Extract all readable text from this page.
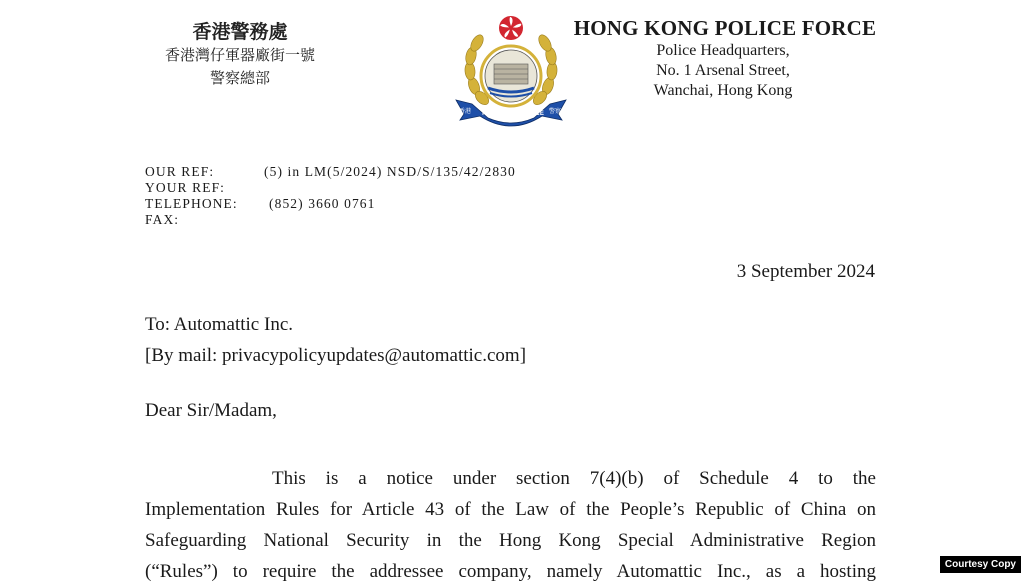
香港警務處
香港灣仔軍器廠街一號
警察總部
HONG KONG POLICE
香港	警察
HONG KONG POLICE FORCE
Police Headquarters,
No. 1 Arsenal Street,
Wanchai, Hong Kong
OUR REF:	(5) in LM(5/2024) NSD/S/135/42/2830
YOUR REF:
TELEPHONE: (852) 3660 0761
FAX:
3 September 2024
To: Automattic Inc.
[By mail: privacypolicyupdates@automattic.com]
Dear Sir/Madam,
This is a notice under section 7(4)(b) of Schedule 4 to the
Implementation Rules for Article 43 of the Law of the People’s Republic of China on
Safeguarding National Security in the Hong Kong Special Administrative Region
(“Rules”) to require the addressee company, namely Automattic Inc., as a hosting	Courtesy Copy
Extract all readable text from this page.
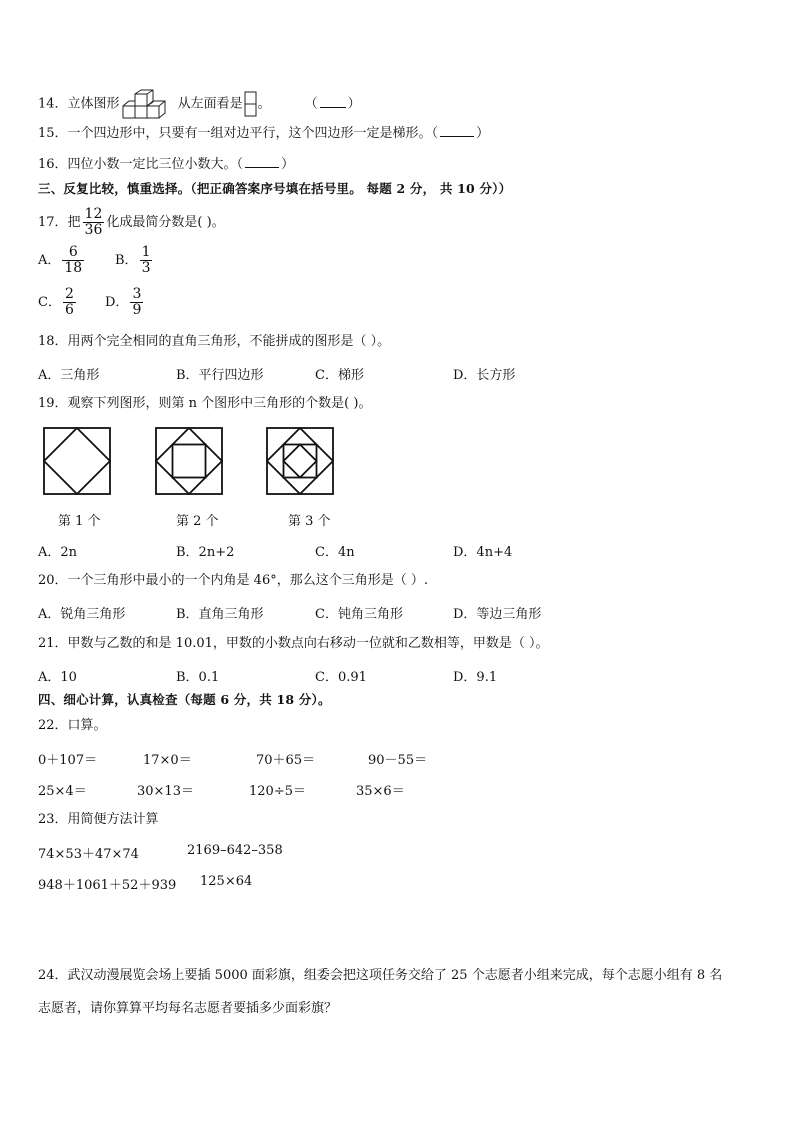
14．立体图形	从左面看是 。	（ ）
15．一个四边形中，只要有一组对边平行，这个四边形一定是梯形。（	）
16．四位小数一定比三位小数大。（	）
三、反复比较，慎重选择。（把正确答案序号填在括号里。 每题 2 分， 共 10 分））
17．把 $\frac{12}{36}$ 化成最简分数是( )。
A． $\frac{6}{18}$ B． $\frac{1}{3}$
C． $\frac{2}{6}$ D． $\frac{3}{9}$
18．用两个完全相同的直角三角形，不能拼成的图形是（ ）。
A．三角形	B．平行四边形	C．梯形	D．长方形
19．观察下列图形，则第 n 个图形中三角形的个数是( )。
第 1 个	第 2 个	第 3 个
A．2n	B．2n+2	C．4n	D．4n+4
20．一个三角形中最小的一个内角是 46°，那么这个三角形是（ ）.
A．锐角三角形	B．直角三角形	C．钝角三角形	D．等边三角形
21．甲数与乙数的和是 10.01，甲数的小数点向右移动一位就和乙数相等，甲数是（ ）。
A．10	B．0.1	C．0.91	D．9.1
四、细心计算，认真检查（每题 6 分，共 18 分）。
22．口算。
0＋107＝	17×0＝	70＋65＝	90－55＝
25×4＝	30×13＝	120÷5＝	35×6＝
23．用简便方法计算
74×53＋47×74	2169–642–358
948＋1061＋52＋939 125×64
24．武汉动漫展览会场上要插 5000 面彩旗，组委会把这项任务交给了 25 个志愿者小组来完成，每个志愿小组有 8 名
志愿者，请你算算平均每名志愿者要插多少面彩旗？
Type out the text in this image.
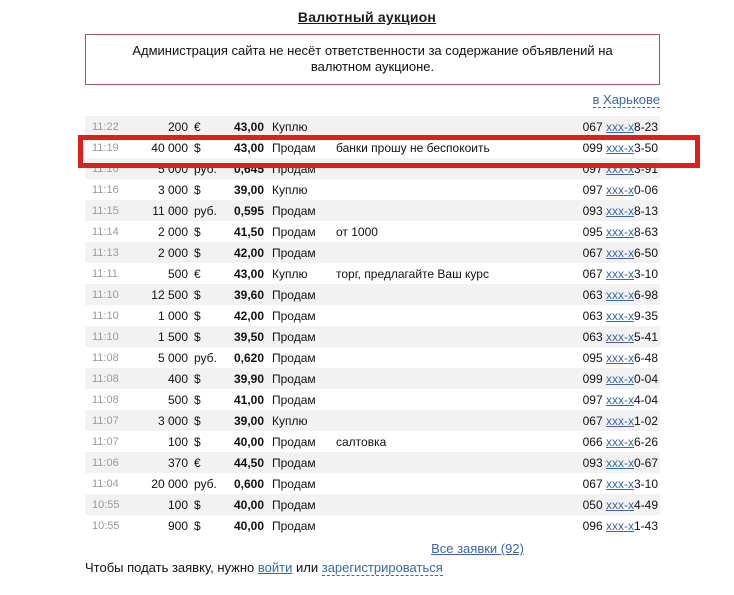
Валютный аукцион
Администрация сайта не несёт ответственности за содержание объявлений на валютном аукционе.
в Харькове
11:22	200 €	43,00 Куплю	067 xxx-x8-23
11:19	40 000 $	43,00 Продам	банки прошу не беспокоить	099 xxx-x3-50
11:16	5 000 руб.	0,645 Продам	097 xxx-x3-91
11:16	3 000 $	39,00 Куплю	097 xxx-x0-06
11:15	11 000 руб.	0,595 Продам	093 xxx-x8-13
11:14	2 000 $	41,50 Продам	от 1000	095 xxx-x8-63
11:13	2 000 $	42,00 Продам	067 xxx-x6-50
11:11	500 €	43,00 Куплю	торг, предлагайте Ваш курс	067 xxx-x3-10
11:10	12 500 $	39,60 Продам	063 xxx-x6-98
11:10	1 000 $	42,00 Продам	063 xxx-x9-35
11:10	1 500 $	39,50 Продам	063 xxx-x5-41
11:08	5 000 руб.	0,620 Продам	095 xxx-x6-48
11:08	400 $	39,90 Продам	099 xxx-x0-04
11:08	500 $	41,00 Продам	097 xxx-x4-04
11:07	3 000 $	39,00 Куплю	067 xxx-x1-02
11:07	100 $	40,00 Продам	салтовка	066 xxx-x6-26
11:06	370 €	44,50 Продам	093 xxx-x0-67
11:04	20 000 руб.	0,600 Продам	067 xxx-x3-10
10:55	100 $	40,00 Продам	050 xxx-x4-49
10:55	900 $	40,00 Продам	096 xxx-x1-43
Все заявки (92)
Чтобы подать заявку, нужно войти или зарегистрироваться
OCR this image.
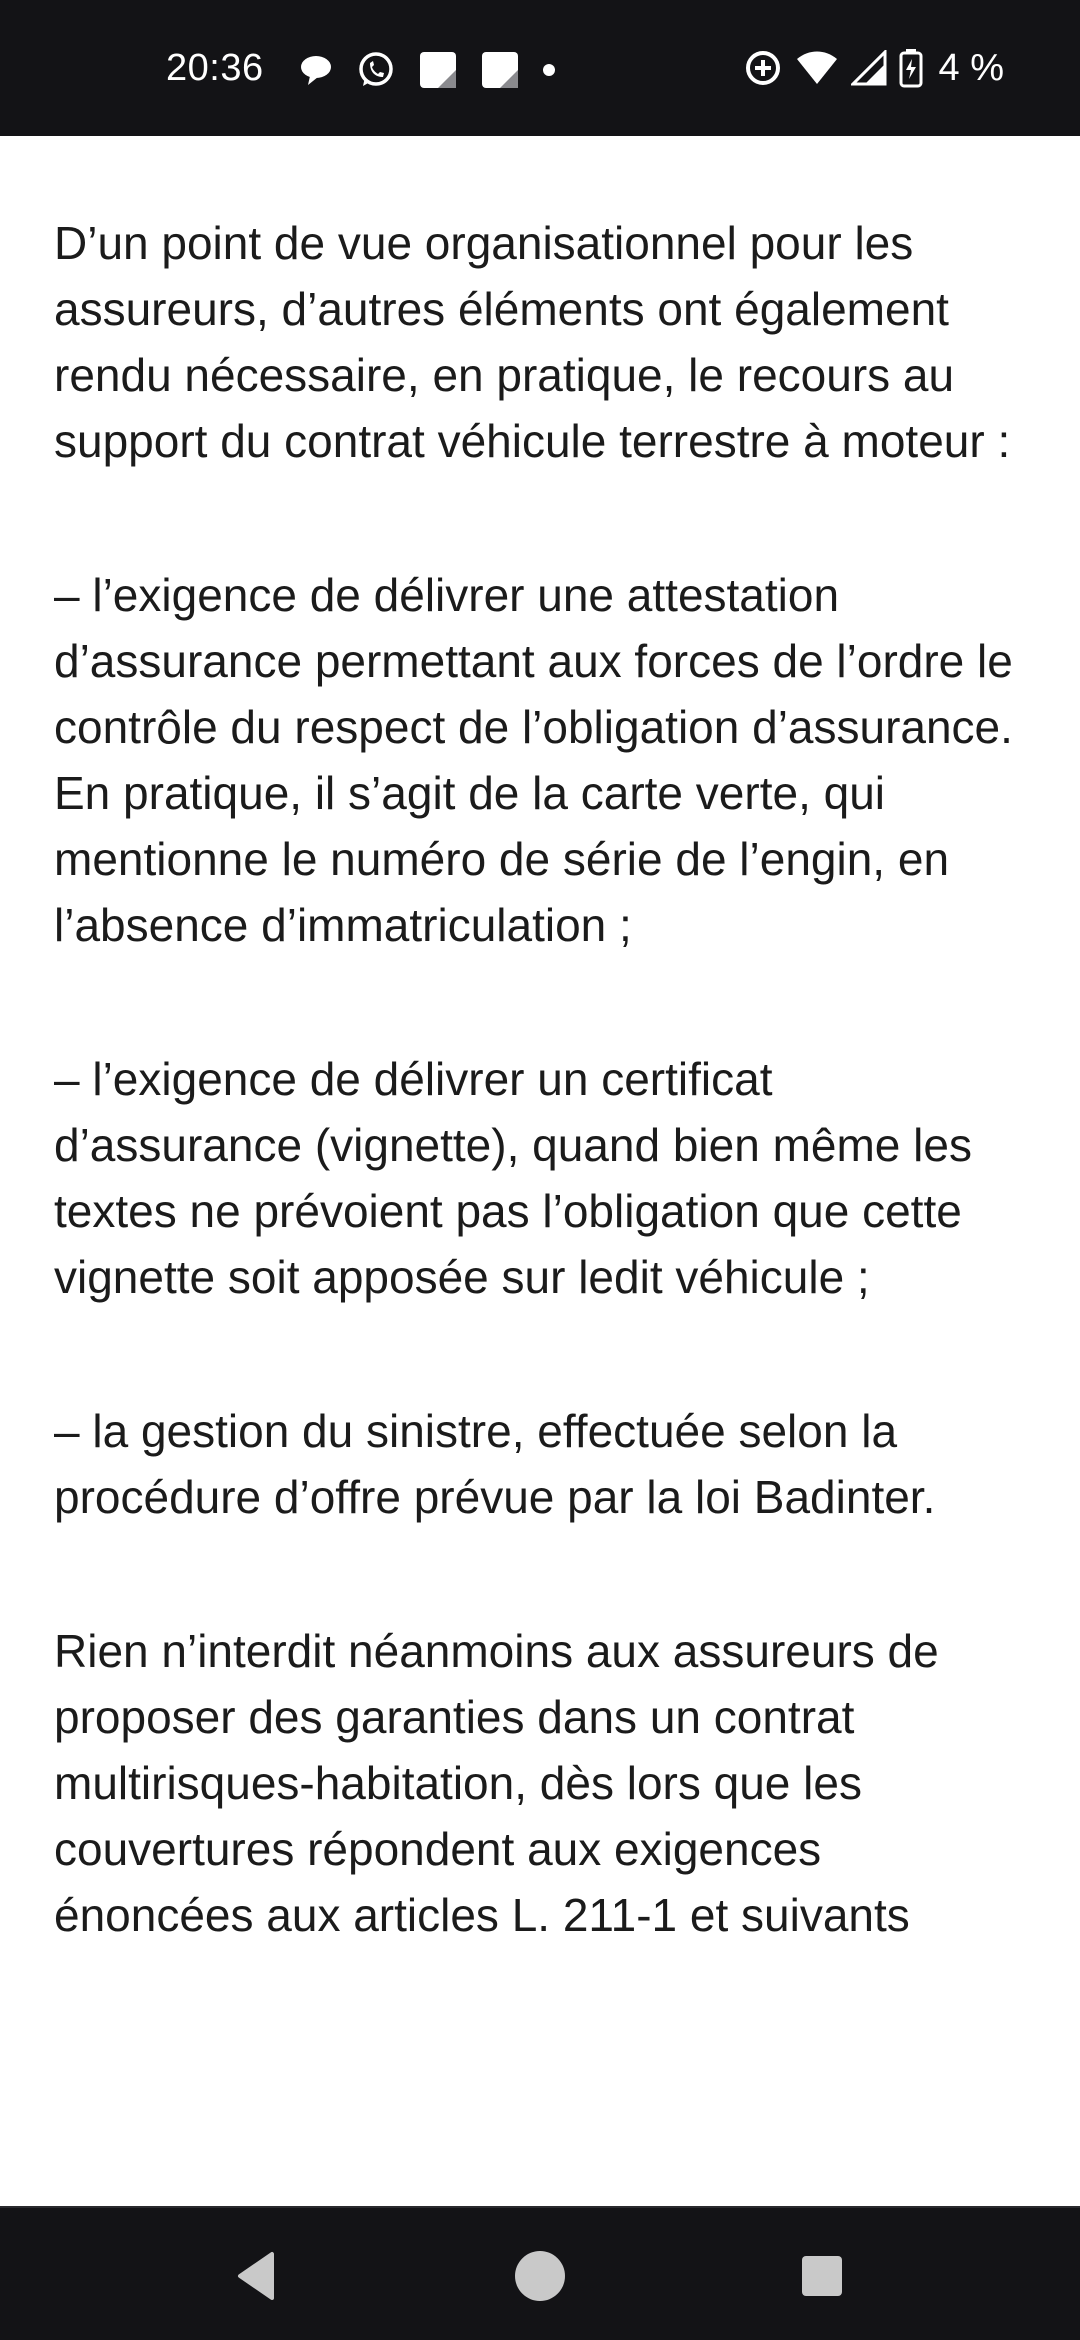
20:36	4 %

D’un point de vue organisationnel pour les assureurs, d’autres éléments ont également rendu nécessaire, en pratique, le recours au support du contrat véhicule terrestre à moteur :

– l’exigence de délivrer une attestation d’assurance permettant aux forces de l’ordre le contrôle du respect de l’obligation d’assurance. En pratique, il s’agit de la carte verte, qui mentionne le numéro de série de l’engin, en l’absence d’immatriculation ;

– l’exigence de délivrer un certificat d’assurance (vignette), quand bien même les textes ne prévoient pas l’obligation que cette vignette soit apposée sur ledit véhicule ;

– la gestion du sinistre, effectuée selon la procédure d’offre prévue par la loi Badinter.

Rien n’interdit néanmoins aux assureurs de proposer des garanties dans un contrat multirisques-habitation, dès lors que les couvertures répondent aux exigences énoncées aux articles L. 211-1 et suivants
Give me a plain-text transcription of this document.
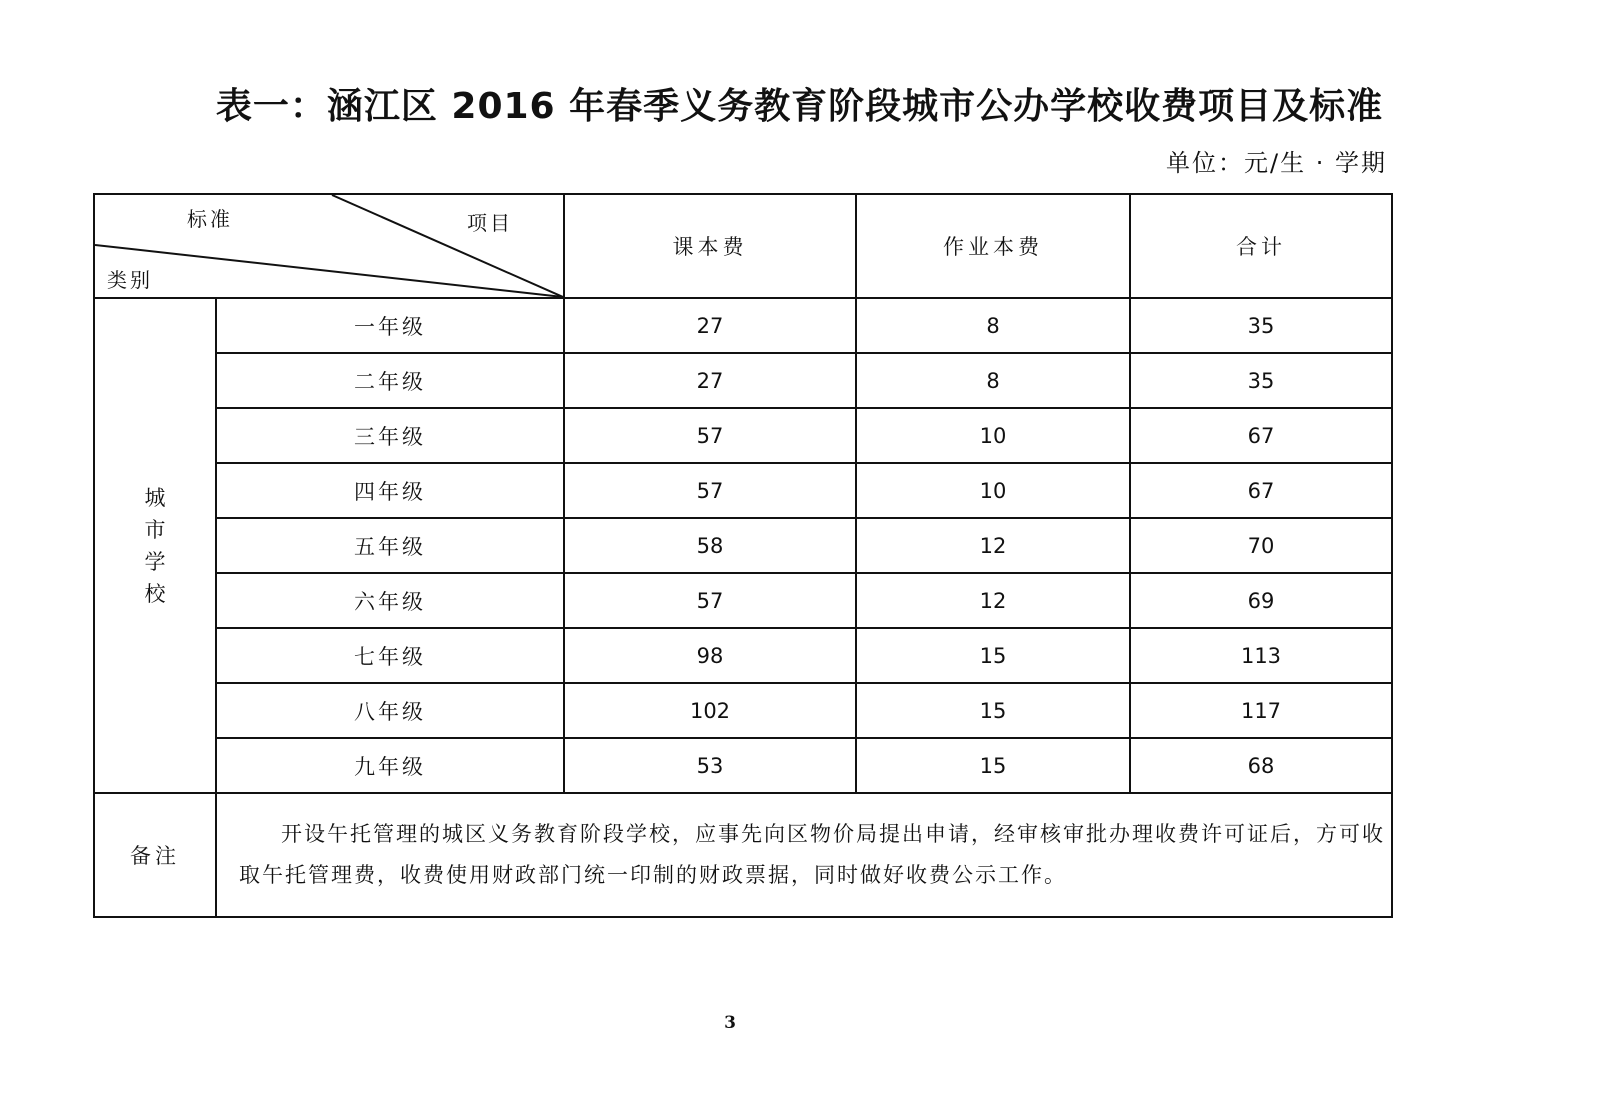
表一：涵江区 2016 年春季义务教育阶段城市公办学校收费项目及标准
单位：元/生 · 学期
标准 项目
类别		课本费	作业本费	合计

城
市
学
校	一年级	27	8	35
	二年级	27	8	35
	三年级	57	10	67
	四年级	57	10	67
	五年级	58	12	70
	六年级	57	12	69
	七年级	98	15	113
	八年级	102	15	117
	九年级	53	15	68
备注	开设午托管理的城区义务教育阶段学校，应事先向区物价局提出申请，经审核审批办理收费许可证后，方可收取午托管理费，收费使用财政部门统一印制的财政票据，同时做好收费公示工作。			
3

——

*GIVEN EXERCISE*
Make a word-for-word copy of the entries, without any pictures.

*EXERCISE RESPONSE*
Extract all readable text from this page.
香港警務處
香港灣仔軍器廠街一號
警察總部
HONG KONG POLICE
香港	警察
HONG KONG POLICE FORCE
Police Headquarters,
No. 1 Arsenal Street,
Wanchai, Hong Kong
OUR REF:	(5) in LM(5/2024) NSD/S/135/42/2830
YOUR REF:
TELEPHONE: (852) 3660 0761
FAX:
3 September 2024
To: Automattic Inc.
[By mail: privacypolicyupdates@automattic.com]
Dear Sir/Madam,
This is a notice under section 7(4)(b) of Schedule 4 to the
Implementation Rules for Article 43 of the Law of the People’s Republic of China on
Safeguarding National Security in the Hong Kong Special Administrative Region
(“Rules”) to require the addressee company, namely Automattic Inc., as a hosting	Courtesy Copy
Extract all readable text from this page.
14．立体图形	从左面看是 。	（ ）
15．一个四边形中，只要有一组对边平行，这个四边形一定是梯形。（	）
16．四位小数一定比三位小数大。（	）
三、反复比较，慎重选择。（把正确答案序号填在括号里。 每题 2 分， 共 10 分））
17．把 $\frac{12}{36}$ 化成最简分数是( )。
A． $\frac{6}{18}$ B． $\frac{1}{3}$
C． $\frac{2}{6}$ D． $\frac{3}{9}$
18．用两个完全相同的直角三角形，不能拼成的图形是（ ）。
A．三角形	B．平行四边形	C．梯形	D．长方形
19．观察下列图形，则第 n 个图形中三角形的个数是( )。
第 1 个	第 2 个	第 3 个
A．2n	B．2n+2	C．4n	D．4n+4
20．一个三角形中最小的一个内角是 46°，那么这个三角形是（ ）.
A．锐角三角形	B．直角三角形	C．钝角三角形	D．等边三角形
21．甲数与乙数的和是 10.01，甲数的小数点向右移动一位就和乙数相等，甲数是（ ）。
A．10	B．0.1	C．0.91	D．9.1
四、细心计算，认真检查（每题 6 分，共 18 分）。
22．口算。
0＋107＝	17×0＝	70＋65＝	90－55＝
25×4＝	30×13＝	120÷5＝	35×6＝
23．用简便方法计算
74×53＋47×74	2169–642–358
948＋1061＋52＋939 125×64
24．武汉动漫展览会场上要插 5000 面彩旗，组委会把这项任务交给了 25 个志愿者小组来完成，每个志愿小组有 8 名
志愿者，请你算算平均每名志愿者要插多少面彩旗？
Type out the text in this image.
Валютный аукцион
Администрация сайта не несёт ответственности за содержание объявлений на валютном аукционе.
в Харькове
11:22	200 €	43,00 Куплю	067 xxx-x8-23
11:19	40 000 $	43,00 Продам	банки прошу не беспокоить	099 xxx-x3-50
11:16	5 000 руб.	0,645 Продам	097 xxx-x3-91
11:16	3 000 $	39,00 Куплю	097 xxx-x0-06
11:15	11 000 руб.	0,595 Продам	093 xxx-x8-13
11:14	2 000 $	41,50 Продам	от 1000	095 xxx-x8-63
11:13	2 000 $	42,00 Продам	067 xxx-x6-50
11:11	500 €	43,00 Куплю	торг, предлагайте Ваш курс	067 xxx-x3-10
11:10	12 500 $	39,60 Продам	063 xxx-x6-98
11:10	1 000 $	42,00 Продам	063 xxx-x9-35
11:10	1 500 $	39,50 Продам	063 xxx-x5-41
11:08	5 000 руб.	0,620 Продам	095 xxx-x6-48
11:08	400 $	39,90 Продам	099 xxx-x0-04
11:08	500 $	41,00 Продам	097 xxx-x4-04
11:07	3 000 $	39,00 Куплю	067 xxx-x1-02
11:07	100 $	40,00 Продам	салтовка	066 xxx-x6-26
11:06	370 €	44,50 Продам	093 xxx-x0-67
11:04	20 000 руб.	0,600 Продам	067 xxx-x3-10
10:55	100 $	40,00 Продам	050 xxx-x4-49
10:55	900 $	40,00 Продам	096 xxx-x1-43
Все заявки (92)
Чтобы подать заявку, нужно войти или зарегистрироваться
OCR this image.
20:36	4 %

D’un point de vue organisationnel pour les assureurs, d’autres éléments ont également rendu nécessaire, en pratique, le recours au support du contrat véhicule terrestre à moteur :

– l’exigence de délivrer une attestation d’assurance permettant aux forces de l’ordre le contrôle du respect de l’obligation d’assurance. En pratique, il s’agit de la carte verte, qui mentionne le numéro de série de l’engin, en l’absence d’immatriculation ;

– l’exigence de délivrer un certificat d’assurance (vignette), quand bien même les textes ne prévoient pas l’obligation que cette vignette soit apposée sur ledit véhicule ;

– la gestion du sinistre, effectuée selon la procédure d’offre prévue par la loi Badinter.

Rien n’interdit néanmoins aux assureurs de proposer des garanties dans un contrat multirisques-habitation, dès lors que les couvertures répondent aux exigences énoncées aux articles L. 211-1 et suivants
Give me a plain-text transcription of this document.
表一：涵江区 2016 年春季义务教育阶段城市公办学校收费项目及标准
单位：元/生 · 学期
标准 项目
类别		课本费	作业本费	合计

城
市
学
校	一年级	27	8	35
	二年级	27	8	35
	三年级	57	10	67
	四年级	57	10	67
	五年级	58	12	70
	六年级	57	12	69
	七年级	98	15	113
	八年级	102	15	117
	九年级	53	15	68
备注	开设午托管理的城区义务教育阶段学校，应事先向区物价局提出申请，经审核审批办理收费许可证后，方可收取午托管理费，收费使用财政部门统一印制的财政票据，同时做好收费公示工作。			
3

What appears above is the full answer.